>> start

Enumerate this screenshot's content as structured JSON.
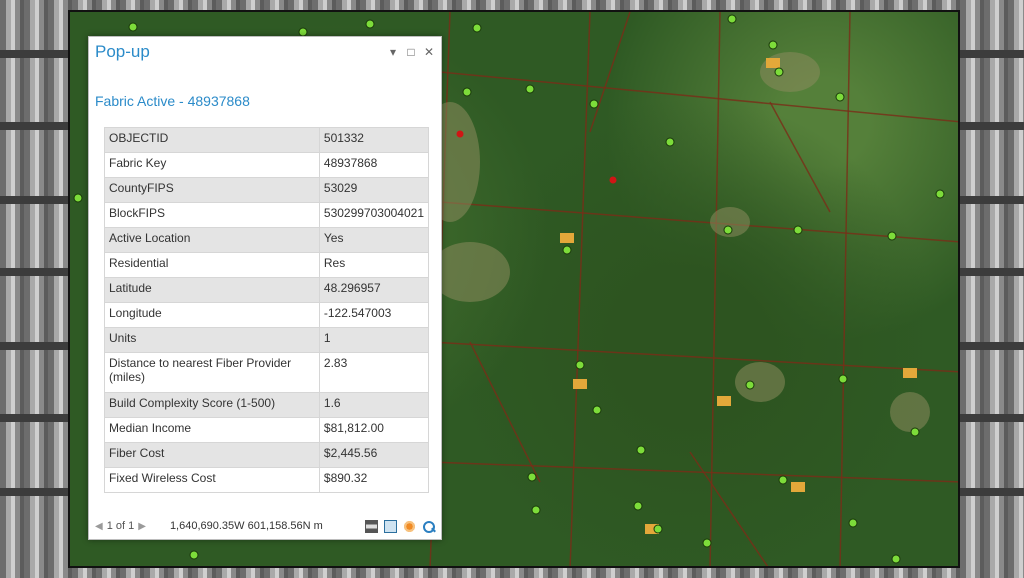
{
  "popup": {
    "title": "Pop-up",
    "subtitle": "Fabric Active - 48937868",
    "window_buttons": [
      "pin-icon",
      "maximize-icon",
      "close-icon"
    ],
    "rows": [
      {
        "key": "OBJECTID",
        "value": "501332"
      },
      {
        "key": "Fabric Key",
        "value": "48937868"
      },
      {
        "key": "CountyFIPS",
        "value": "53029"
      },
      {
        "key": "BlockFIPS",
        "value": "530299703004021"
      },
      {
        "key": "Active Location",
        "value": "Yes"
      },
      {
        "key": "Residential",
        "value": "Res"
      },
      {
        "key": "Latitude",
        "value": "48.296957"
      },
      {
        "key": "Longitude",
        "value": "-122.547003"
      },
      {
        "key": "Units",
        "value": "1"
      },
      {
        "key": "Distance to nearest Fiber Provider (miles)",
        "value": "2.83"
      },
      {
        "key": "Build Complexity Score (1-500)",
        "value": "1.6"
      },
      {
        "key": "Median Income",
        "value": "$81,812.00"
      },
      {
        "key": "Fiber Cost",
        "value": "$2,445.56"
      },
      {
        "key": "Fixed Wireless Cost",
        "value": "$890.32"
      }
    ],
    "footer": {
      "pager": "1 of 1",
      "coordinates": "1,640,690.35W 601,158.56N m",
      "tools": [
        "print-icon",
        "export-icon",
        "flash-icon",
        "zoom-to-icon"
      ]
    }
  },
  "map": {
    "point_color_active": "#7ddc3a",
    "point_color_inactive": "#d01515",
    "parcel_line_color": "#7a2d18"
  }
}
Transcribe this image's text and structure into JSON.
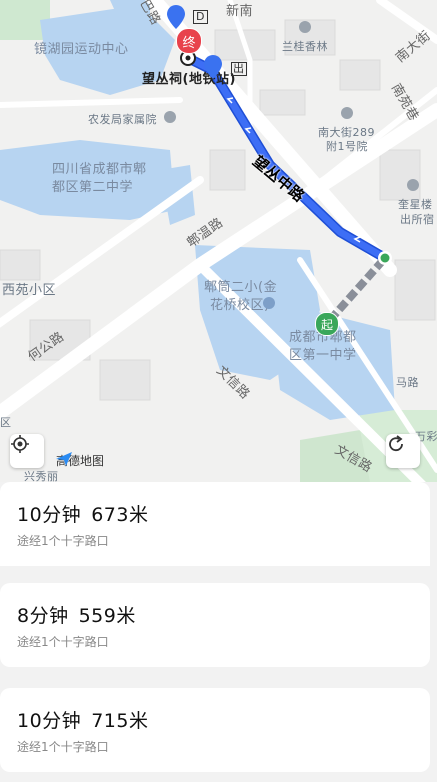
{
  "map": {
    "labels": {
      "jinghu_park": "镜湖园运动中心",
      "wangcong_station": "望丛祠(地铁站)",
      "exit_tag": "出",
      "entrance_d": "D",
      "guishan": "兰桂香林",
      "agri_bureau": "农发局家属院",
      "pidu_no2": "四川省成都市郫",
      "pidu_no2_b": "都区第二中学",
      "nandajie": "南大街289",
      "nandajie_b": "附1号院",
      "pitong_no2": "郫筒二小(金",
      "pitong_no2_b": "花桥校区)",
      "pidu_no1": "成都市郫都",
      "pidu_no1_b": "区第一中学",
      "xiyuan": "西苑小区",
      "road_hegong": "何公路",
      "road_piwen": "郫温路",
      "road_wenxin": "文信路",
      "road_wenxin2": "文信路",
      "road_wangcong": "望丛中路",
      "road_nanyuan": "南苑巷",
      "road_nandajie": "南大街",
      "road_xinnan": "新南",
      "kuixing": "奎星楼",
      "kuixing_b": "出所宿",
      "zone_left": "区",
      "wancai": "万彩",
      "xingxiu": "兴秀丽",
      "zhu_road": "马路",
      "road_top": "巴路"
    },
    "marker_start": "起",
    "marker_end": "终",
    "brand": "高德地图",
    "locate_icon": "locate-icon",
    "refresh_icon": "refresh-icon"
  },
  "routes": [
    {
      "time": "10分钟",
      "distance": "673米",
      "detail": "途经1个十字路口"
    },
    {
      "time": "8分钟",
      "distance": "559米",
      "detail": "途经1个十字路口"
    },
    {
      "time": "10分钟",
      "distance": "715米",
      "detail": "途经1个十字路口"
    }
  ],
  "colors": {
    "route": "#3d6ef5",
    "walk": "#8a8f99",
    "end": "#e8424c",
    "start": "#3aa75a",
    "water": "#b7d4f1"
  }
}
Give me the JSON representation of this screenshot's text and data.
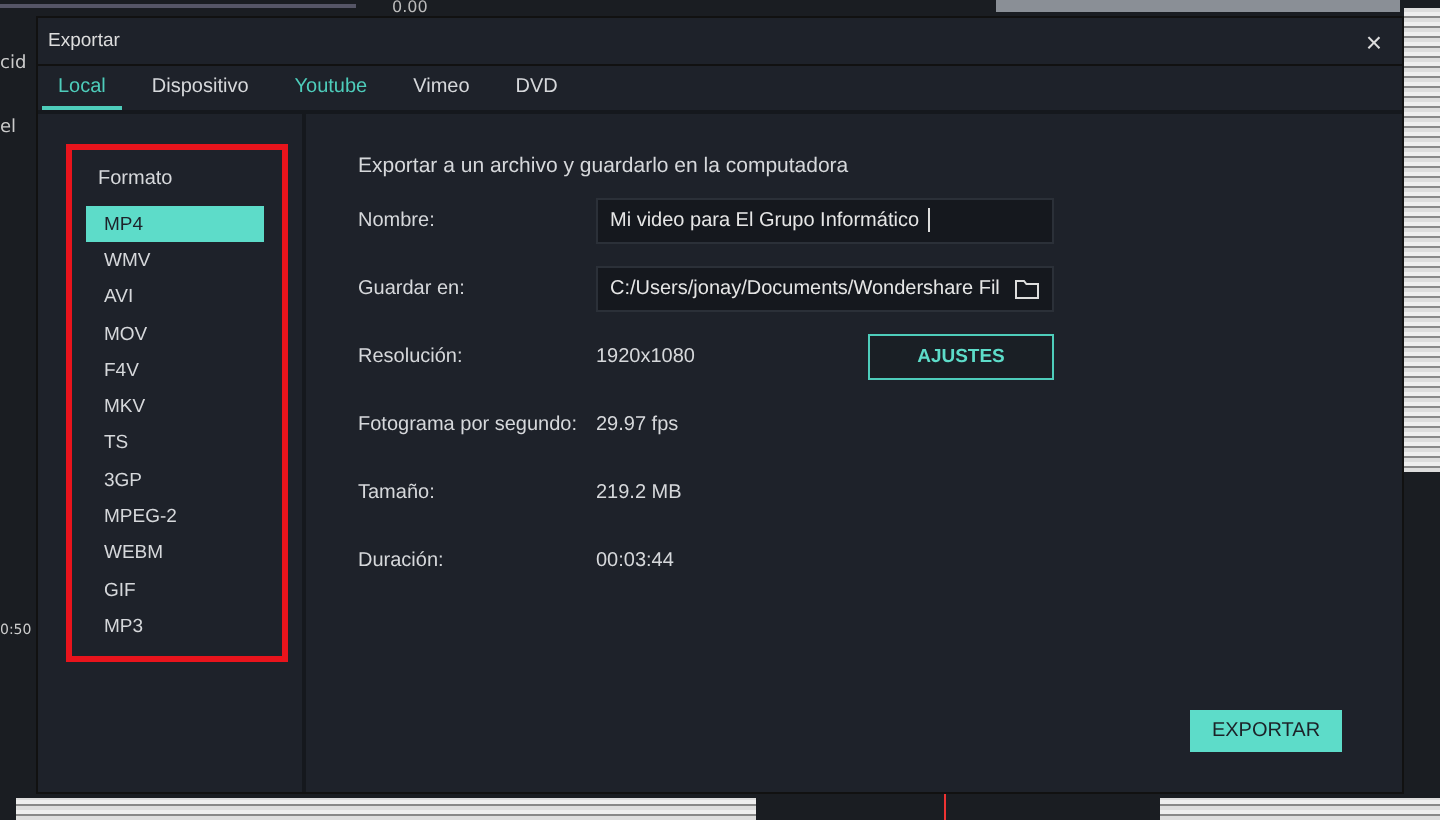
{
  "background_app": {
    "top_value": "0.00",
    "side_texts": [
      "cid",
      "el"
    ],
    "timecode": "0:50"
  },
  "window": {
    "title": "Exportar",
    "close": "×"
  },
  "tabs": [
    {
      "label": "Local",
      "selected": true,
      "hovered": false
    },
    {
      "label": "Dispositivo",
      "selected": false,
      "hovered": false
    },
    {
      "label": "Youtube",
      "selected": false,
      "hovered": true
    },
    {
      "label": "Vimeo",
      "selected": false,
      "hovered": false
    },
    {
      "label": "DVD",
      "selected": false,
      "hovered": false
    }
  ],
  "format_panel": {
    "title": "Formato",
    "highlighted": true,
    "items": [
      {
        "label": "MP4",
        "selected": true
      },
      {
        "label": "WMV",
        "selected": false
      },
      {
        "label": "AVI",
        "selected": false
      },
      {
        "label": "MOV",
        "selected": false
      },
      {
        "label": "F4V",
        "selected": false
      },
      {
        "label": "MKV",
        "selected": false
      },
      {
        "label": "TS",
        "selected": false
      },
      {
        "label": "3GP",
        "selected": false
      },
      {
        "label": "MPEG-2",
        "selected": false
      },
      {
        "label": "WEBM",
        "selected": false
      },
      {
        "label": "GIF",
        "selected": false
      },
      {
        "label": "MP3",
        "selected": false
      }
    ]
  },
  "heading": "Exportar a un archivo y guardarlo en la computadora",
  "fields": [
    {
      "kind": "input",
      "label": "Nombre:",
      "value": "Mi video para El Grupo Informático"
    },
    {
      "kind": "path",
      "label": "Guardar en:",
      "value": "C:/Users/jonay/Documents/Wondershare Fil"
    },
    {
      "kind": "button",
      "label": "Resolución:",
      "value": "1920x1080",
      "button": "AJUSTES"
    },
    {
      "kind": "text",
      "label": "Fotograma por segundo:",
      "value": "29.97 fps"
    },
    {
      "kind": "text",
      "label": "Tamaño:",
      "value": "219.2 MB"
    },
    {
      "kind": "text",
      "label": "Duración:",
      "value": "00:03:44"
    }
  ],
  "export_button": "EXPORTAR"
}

>> end

- [SET PROBLEM]: In your copy, leave out the pictures and reproduce the material above exactly.

- [EXPECTED ANSWER]:
Enumerate this screenshot's content as structured JSON.
{
  "popup": {
    "title": "Pop-up",
    "subtitle": "Fabric Active - 48937868",
    "window_buttons": [
      "pin-icon",
      "maximize-icon",
      "close-icon"
    ],
    "rows": [
      {
        "key": "OBJECTID",
        "value": "501332"
      },
      {
        "key": "Fabric Key",
        "value": "48937868"
      },
      {
        "key": "CountyFIPS",
        "value": "53029"
      },
      {
        "key": "BlockFIPS",
        "value": "530299703004021"
      },
      {
        "key": "Active Location",
        "value": "Yes"
      },
      {
        "key": "Residential",
        "value": "Res"
      },
      {
        "key": "Latitude",
        "value": "48.296957"
      },
      {
        "key": "Longitude",
        "value": "-122.547003"
      },
      {
        "key": "Units",
        "value": "1"
      },
      {
        "key": "Distance to nearest Fiber Provider (miles)",
        "value": "2.83"
      },
      {
        "key": "Build Complexity Score (1-500)",
        "value": "1.6"
      },
      {
        "key": "Median Income",
        "value": "$81,812.00"
      },
      {
        "key": "Fiber Cost",
        "value": "$2,445.56"
      },
      {
        "key": "Fixed Wireless Cost",
        "value": "$890.32"
      }
    ],
    "footer": {
      "pager": "1 of 1",
      "coordinates": "1,640,690.35W 601,158.56N m",
      "tools": [
        "print-icon",
        "export-icon",
        "flash-icon",
        "zoom-to-icon"
      ]
    }
  },
  "map": {
    "point_color_active": "#7ddc3a",
    "point_color_inactive": "#d01515",
    "parcel_line_color": "#7a2d18"
  }
}
Transcribe this image's text and structure into JSON.
{
  "map": {
    "labels": {
      "jinghu_park": "镜湖园运动中心",
      "wangcong_station": "望丛祠(地铁站)",
      "exit_tag": "出",
      "entrance_d": "D",
      "guishan": "兰桂香林",
      "agri_bureau": "农发局家属院",
      "pidu_no2": "四川省成都市郫",
      "pidu_no2_b": "都区第二中学",
      "nandajie": "南大街289",
      "nandajie_b": "附1号院",
      "pitong_no2": "郫筒二小(金",
      "pitong_no2_b": "花桥校区)",
      "pidu_no1": "成都市郫都",
      "pidu_no1_b": "区第一中学",
      "xiyuan": "西苑小区",
      "road_hegong": "何公路",
      "road_piwen": "郫温路",
      "road_wenxin": "文信路",
      "road_wenxin2": "文信路",
      "road_wangcong": "望丛中路",
      "road_nanyuan": "南苑巷",
      "road_nandajie": "南大街",
      "road_xinnan": "新南",
      "kuixing": "奎星楼",
      "kuixing_b": "出所宿",
      "zone_left": "区",
      "wancai": "万彩",
      "xingxiu": "兴秀丽",
      "zhu_road": "马路",
      "road_top": "巴路"
    },
    "marker_start": "起",
    "marker_end": "终",
    "brand": "高德地图",
    "locate_icon": "locate-icon",
    "refresh_icon": "refresh-icon"
  },
  "routes": [
    {
      "time": "10分钟",
      "distance": "673米",
      "detail": "途经1个十字路口"
    },
    {
      "time": "8分钟",
      "distance": "559米",
      "detail": "途经1个十字路口"
    },
    {
      "time": "10分钟",
      "distance": "715米",
      "detail": "途经1个十字路口"
    }
  ],
  "colors": {
    "route": "#3d6ef5",
    "walk": "#8a8f99",
    "end": "#e8424c",
    "start": "#3aa75a",
    "water": "#b7d4f1"
  }
}
Give me the JSON representation of this screenshot's text and data.
{
  "background_app": {
    "top_value": "0.00",
    "side_texts": [
      "cid",
      "el"
    ],
    "timecode": "0:50"
  },
  "window": {
    "title": "Exportar",
    "close": "×"
  },
  "tabs": [
    {
      "label": "Local",
      "selected": true,
      "hovered": false
    },
    {
      "label": "Dispositivo",
      "selected": false,
      "hovered": false
    },
    {
      "label": "Youtube",
      "selected": false,
      "hovered": true
    },
    {
      "label": "Vimeo",
      "selected": false,
      "hovered": false
    },
    {
      "label": "DVD",
      "selected": false,
      "hovered": false
    }
  ],
  "format_panel": {
    "title": "Formato",
    "highlighted": true,
    "items": [
      {
        "label": "MP4",
        "selected": true
      },
      {
        "label": "WMV",
        "selected": false
      },
      {
        "label": "AVI",
        "selected": false
      },
      {
        "label": "MOV",
        "selected": false
      },
      {
        "label": "F4V",
        "selected": false
      },
      {
        "label": "MKV",
        "selected": false
      },
      {
        "label": "TS",
        "selected": false
      },
      {
        "label": "3GP",
        "selected": false
      },
      {
        "label": "MPEG-2",
        "selected": false
      },
      {
        "label": "WEBM",
        "selected": false
      },
      {
        "label": "GIF",
        "selected": false
      },
      {
        "label": "MP3",
        "selected": false
      }
    ]
  },
  "heading": "Exportar a un archivo y guardarlo en la computadora",
  "fields": [
    {
      "kind": "input",
      "label": "Nombre:",
      "value": "Mi video para El Grupo Informático"
    },
    {
      "kind": "path",
      "label": "Guardar en:",
      "value": "C:/Users/jonay/Documents/Wondershare Fil"
    },
    {
      "kind": "button",
      "label": "Resolución:",
      "value": "1920x1080",
      "button": "AJUSTES"
    },
    {
      "kind": "text",
      "label": "Fotograma por segundo:",
      "value": "29.97 fps"
    },
    {
      "kind": "text",
      "label": "Tamaño:",
      "value": "219.2 MB"
    },
    {
      "kind": "text",
      "label": "Duración:",
      "value": "00:03:44"
    }
  ],
  "export_button": "EXPORTAR"
}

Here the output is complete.